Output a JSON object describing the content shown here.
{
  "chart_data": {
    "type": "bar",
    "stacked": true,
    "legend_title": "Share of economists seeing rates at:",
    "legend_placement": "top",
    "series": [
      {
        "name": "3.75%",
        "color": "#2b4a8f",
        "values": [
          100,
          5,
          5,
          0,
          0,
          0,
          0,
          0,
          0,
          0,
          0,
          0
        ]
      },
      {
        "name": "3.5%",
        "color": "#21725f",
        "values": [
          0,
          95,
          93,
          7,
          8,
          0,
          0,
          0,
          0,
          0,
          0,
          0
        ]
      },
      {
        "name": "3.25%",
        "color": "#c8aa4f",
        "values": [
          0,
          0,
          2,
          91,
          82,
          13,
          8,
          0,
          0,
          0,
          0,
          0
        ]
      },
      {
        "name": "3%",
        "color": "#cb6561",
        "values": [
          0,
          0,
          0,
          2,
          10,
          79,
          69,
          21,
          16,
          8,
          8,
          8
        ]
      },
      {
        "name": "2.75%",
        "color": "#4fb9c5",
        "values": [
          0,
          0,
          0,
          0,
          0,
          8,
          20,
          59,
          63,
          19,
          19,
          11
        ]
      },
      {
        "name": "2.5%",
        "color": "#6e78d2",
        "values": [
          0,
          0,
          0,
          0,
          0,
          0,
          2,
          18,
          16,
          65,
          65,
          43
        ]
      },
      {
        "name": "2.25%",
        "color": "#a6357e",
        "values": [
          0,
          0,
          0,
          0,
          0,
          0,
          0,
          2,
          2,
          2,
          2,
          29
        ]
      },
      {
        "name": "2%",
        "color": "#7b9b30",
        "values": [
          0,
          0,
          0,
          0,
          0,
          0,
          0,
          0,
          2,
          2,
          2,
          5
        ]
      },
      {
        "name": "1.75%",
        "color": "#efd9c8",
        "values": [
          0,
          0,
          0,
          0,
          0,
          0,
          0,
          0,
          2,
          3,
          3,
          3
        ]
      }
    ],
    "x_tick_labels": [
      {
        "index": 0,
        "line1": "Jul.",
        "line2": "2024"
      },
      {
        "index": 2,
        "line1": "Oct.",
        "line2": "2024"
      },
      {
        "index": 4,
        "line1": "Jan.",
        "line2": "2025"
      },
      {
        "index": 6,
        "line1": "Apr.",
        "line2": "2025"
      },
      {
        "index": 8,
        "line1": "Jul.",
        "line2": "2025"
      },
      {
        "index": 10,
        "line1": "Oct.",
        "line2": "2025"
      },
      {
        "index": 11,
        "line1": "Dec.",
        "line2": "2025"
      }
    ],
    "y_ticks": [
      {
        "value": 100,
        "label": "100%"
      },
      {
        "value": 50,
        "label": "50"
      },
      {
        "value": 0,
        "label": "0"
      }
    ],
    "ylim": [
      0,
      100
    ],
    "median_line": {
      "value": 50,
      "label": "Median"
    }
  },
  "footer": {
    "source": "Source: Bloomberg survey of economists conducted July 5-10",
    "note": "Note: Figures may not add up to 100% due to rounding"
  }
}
• • •
_SHORT EXERCISE_
Repeat the material word for word, in full.

_FULL ANSWER_
Output a JSON object describing the content shown here.
{
  "chart_data": {
    "type": "bar",
    "stacked": true,
    "legend_title": "Share of economists seeing rates at:",
    "legend_placement": "top",
    "series": [
      {
        "name": "3.75%",
        "color": "#2b4a8f",
        "values": [
          100,
          5,
          5,
          0,
          0,
          0,
          0,
          0,
          0,
          0,
          0,
          0
        ]
      },
      {
        "name": "3.5%",
        "color": "#21725f",
        "values": [
          0,
          95,
          93,
          7,
          8,
          0,
          0,
          0,
          0,
          0,
          0,
          0
        ]
      },
      {
        "name": "3.25%",
        "color": "#c8aa4f",
        "values": [
          0,
          0,
          2,
          91,
          82,
          13,
          8,
          0,
          0,
          0,
          0,
          0
        ]
      },
      {
        "name": "3%",
        "color": "#cb6561",
        "values": [
          0,
          0,
          0,
          2,
          10,
          79,
          69,
          21,
          16,
          8,
          8,
          8
        ]
      },
      {
        "name": "2.75%",
        "color": "#4fb9c5",
        "values": [
          0,
          0,
          0,
          0,
          0,
          8,
          20,
          59,
          63,
          19,
          19,
          11
        ]
      },
      {
        "name": "2.5%",
        "color": "#6e78d2",
        "values": [
          0,
          0,
          0,
          0,
          0,
          0,
          2,
          18,
          16,
          65,
          65,
          43
        ]
      },
      {
        "name": "2.25%",
        "color": "#a6357e",
        "values": [
          0,
          0,
          0,
          0,
          0,
          0,
          0,
          2,
          2,
          2,
          2,
          29
        ]
      },
      {
        "name": "2%",
        "color": "#7b9b30",
        "values": [
          0,
          0,
          0,
          0,
          0,
          0,
          0,
          0,
          2,
          2,
          2,
          5
        ]
      },
      {
        "name": "1.75%",
        "color": "#efd9c8",
        "values": [
          0,
          0,
          0,
          0,
          0,
          0,
          0,
          0,
          2,
          3,
          3,
          3
        ]
      }
    ],
    "x_tick_labels": [
      {
        "index": 0,
        "line1": "Jul.",
        "line2": "2024"
      },
      {
        "index": 2,
        "line1": "Oct.",
        "line2": "2024"
      },
      {
        "index": 4,
        "line1": "Jan.",
        "line2": "2025"
      },
      {
        "index": 6,
        "line1": "Apr.",
        "line2": "2025"
      },
      {
        "index": 8,
        "line1": "Jul.",
        "line2": "2025"
      },
      {
        "index": 10,
        "line1": "Oct.",
        "line2": "2025"
      },
      {
        "index": 11,
        "line1": "Dec.",
        "line2": "2025"
      }
    ],
    "y_ticks": [
      {
        "value": 100,
        "label": "100%"
      },
      {
        "value": 50,
        "label": "50"
      },
      {
        "value": 0,
        "label": "0"
      }
    ],
    "ylim": [
      0,
      100
    ],
    "median_line": {
      "value": 50,
      "label": "Median"
    }
  },
  "footer": {
    "source": "Source: Bloomberg survey of economists conducted July 5-10",
    "note": "Note: Figures may not add up to 100% due to rounding"
  }
}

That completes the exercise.